[Opening DATA RECORDS section]
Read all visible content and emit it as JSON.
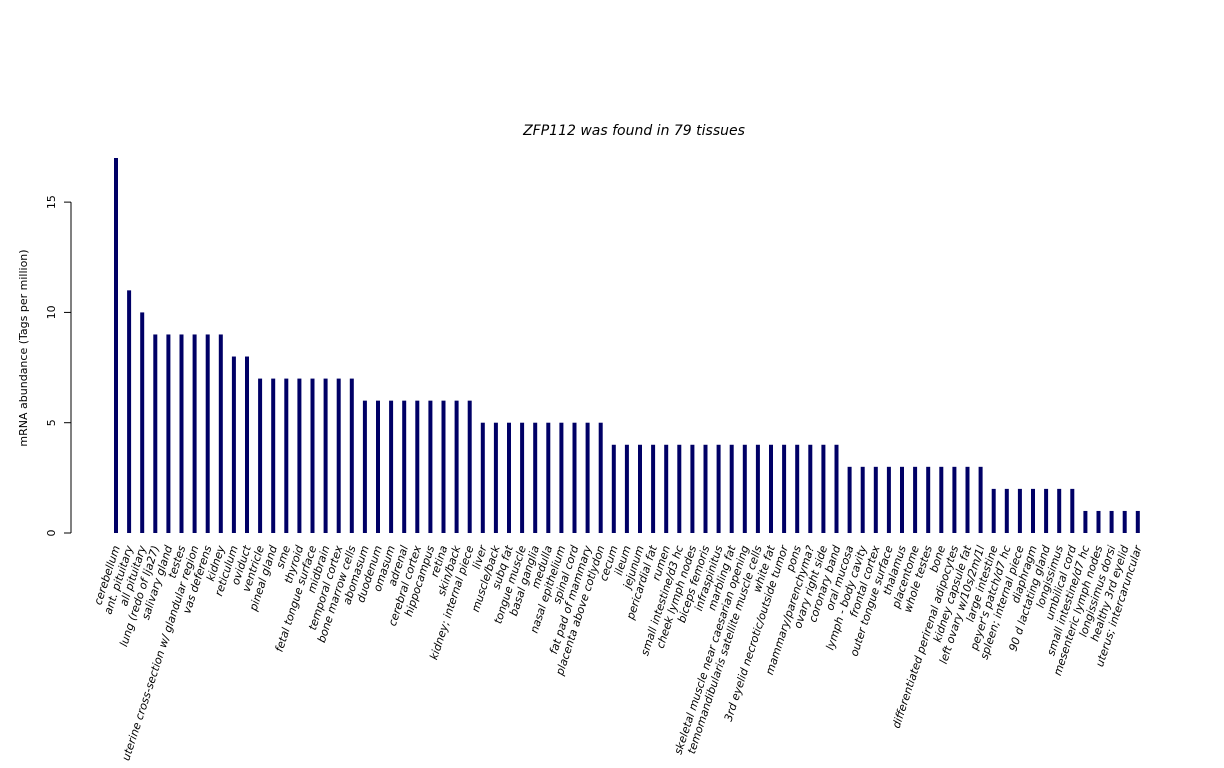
{
  "chart_data": {
    "type": "bar",
    "title": "ZFP112  was found in  79  tissues",
    "xlabel": "",
    "ylabel": "mRNA abundance (Tags per million)",
    "ylim": [
      0,
      17
    ],
    "yticks": [
      0,
      5,
      10,
      15
    ],
    "grid": false,
    "legend": "none",
    "bar_color": "#000066",
    "categories": [
      "cerebellum",
      "ant. pituitary",
      "all pituitary",
      "lung (redo of lja27)",
      "salivary gland",
      "testes",
      "uterine cross-section w/ glandular region",
      "vas deferens",
      "kidney",
      "reticulum",
      "oviduct",
      "ventricle",
      "pineal gland",
      "sme",
      "thyroid",
      "fetal tongue surface",
      "midbrain",
      "temporal cortex",
      "bone marrow cells",
      "abomasum",
      "duodenum",
      "omasum",
      "adrenal",
      "cerebral cortex",
      "hippocampus",
      "retina",
      "skin/back",
      "kidney; internal piece",
      "liver",
      "muscle/back",
      "subq fat",
      "tongue muscle",
      "basal ganglia",
      "medulla",
      "nasal epithelium",
      "spinal cord",
      "fat pad of mammary",
      "placenta above cotlydon",
      "cecum",
      "ileum",
      "jejunum",
      "pericardial fat",
      "rumen",
      "small intestine/d3 hc",
      "cheek lymph nodes",
      "biceps femoris",
      "infraspinitus",
      "marbling fat",
      "skeletal muscle near caesarian opening",
      "temomandibularis satellite muscle cells",
      "white fat",
      "3rd eyelid necrotic/outside tumor",
      "pons",
      "mammary/parenchyma?",
      "ovary right side",
      "coronary band",
      "oral mucosa",
      "lymph - body cavity",
      "frontal cortex",
      "outer tongue surface",
      "thalamus",
      "placentome",
      "whole testes",
      "bone",
      "differentiated perirenal adipocytes",
      "kidney capsule fat",
      "left ovary w/10s/2m/1l",
      "large intestine",
      "peyer's patch/d7 hc",
      "spleen; internal piece",
      "diaphragm",
      "90 d lactating gland",
      "longissimus",
      "umbilical cord",
      "small intestine/d7 hc",
      "mesenteric lymph nodes",
      "longissimus dorsi",
      "healthy 3rd eyelid",
      "uterus; intercaruncular"
    ],
    "values": [
      17,
      11,
      10,
      9,
      9,
      9,
      9,
      9,
      9,
      8,
      8,
      7,
      7,
      7,
      7,
      7,
      7,
      7,
      7,
      6,
      6,
      6,
      6,
      6,
      6,
      6,
      6,
      6,
      5,
      5,
      5,
      5,
      5,
      5,
      5,
      5,
      5,
      5,
      4,
      4,
      4,
      4,
      4,
      4,
      4,
      4,
      4,
      4,
      4,
      4,
      4,
      4,
      4,
      4,
      4,
      4,
      3,
      3,
      3,
      3,
      3,
      3,
      3,
      3,
      3,
      3,
      3,
      2,
      2,
      2,
      2,
      2,
      2,
      2,
      1,
      1,
      1,
      1,
      1
    ]
  }
}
[Closing DATA RECORDS section]
_WHAT THIS TASK INVOLVES_
Each record should be printed exactly as it appears, leaving the pictures out.

_ANSWER BOX_
Read all visible content and emit it as JSON.
{
  "chart_data": {
    "type": "bar",
    "title": "ZFP112  was found in  79  tissues",
    "xlabel": "",
    "ylabel": "mRNA abundance (Tags per million)",
    "ylim": [
      0,
      17
    ],
    "yticks": [
      0,
      5,
      10,
      15
    ],
    "grid": false,
    "legend": "none",
    "bar_color": "#000066",
    "categories": [
      "cerebellum",
      "ant. pituitary",
      "all pituitary",
      "lung (redo of lja27)",
      "salivary gland",
      "testes",
      "uterine cross-section w/ glandular region",
      "vas deferens",
      "kidney",
      "reticulum",
      "oviduct",
      "ventricle",
      "pineal gland",
      "sme",
      "thyroid",
      "fetal tongue surface",
      "midbrain",
      "temporal cortex",
      "bone marrow cells",
      "abomasum",
      "duodenum",
      "omasum",
      "adrenal",
      "cerebral cortex",
      "hippocampus",
      "retina",
      "skin/back",
      "kidney; internal piece",
      "liver",
      "muscle/back",
      "subq fat",
      "tongue muscle",
      "basal ganglia",
      "medulla",
      "nasal epithelium",
      "spinal cord",
      "fat pad of mammary",
      "placenta above cotlydon",
      "cecum",
      "ileum",
      "jejunum",
      "pericardial fat",
      "rumen",
      "small intestine/d3 hc",
      "cheek lymph nodes",
      "biceps femoris",
      "infraspinitus",
      "marbling fat",
      "skeletal muscle near caesarian opening",
      "temomandibularis satellite muscle cells",
      "white fat",
      "3rd eyelid necrotic/outside tumor",
      "pons",
      "mammary/parenchyma?",
      "ovary right side",
      "coronary band",
      "oral mucosa",
      "lymph - body cavity",
      "frontal cortex",
      "outer tongue surface",
      "thalamus",
      "placentome",
      "whole testes",
      "bone",
      "differentiated perirenal adipocytes",
      "kidney capsule fat",
      "left ovary w/10s/2m/1l",
      "large intestine",
      "peyer's patch/d7 hc",
      "spleen; internal piece",
      "diaphragm",
      "90 d lactating gland",
      "longissimus",
      "umbilical cord",
      "small intestine/d7 hc",
      "mesenteric lymph nodes",
      "longissimus dorsi",
      "healthy 3rd eyelid",
      "uterus; intercaruncular"
    ],
    "values": [
      17,
      11,
      10,
      9,
      9,
      9,
      9,
      9,
      9,
      8,
      8,
      7,
      7,
      7,
      7,
      7,
      7,
      7,
      7,
      6,
      6,
      6,
      6,
      6,
      6,
      6,
      6,
      6,
      5,
      5,
      5,
      5,
      5,
      5,
      5,
      5,
      5,
      5,
      4,
      4,
      4,
      4,
      4,
      4,
      4,
      4,
      4,
      4,
      4,
      4,
      4,
      4,
      4,
      4,
      4,
      4,
      3,
      3,
      3,
      3,
      3,
      3,
      3,
      3,
      3,
      3,
      3,
      2,
      2,
      2,
      2,
      2,
      2,
      2,
      1,
      1,
      1,
      1,
      1
    ]
  }
}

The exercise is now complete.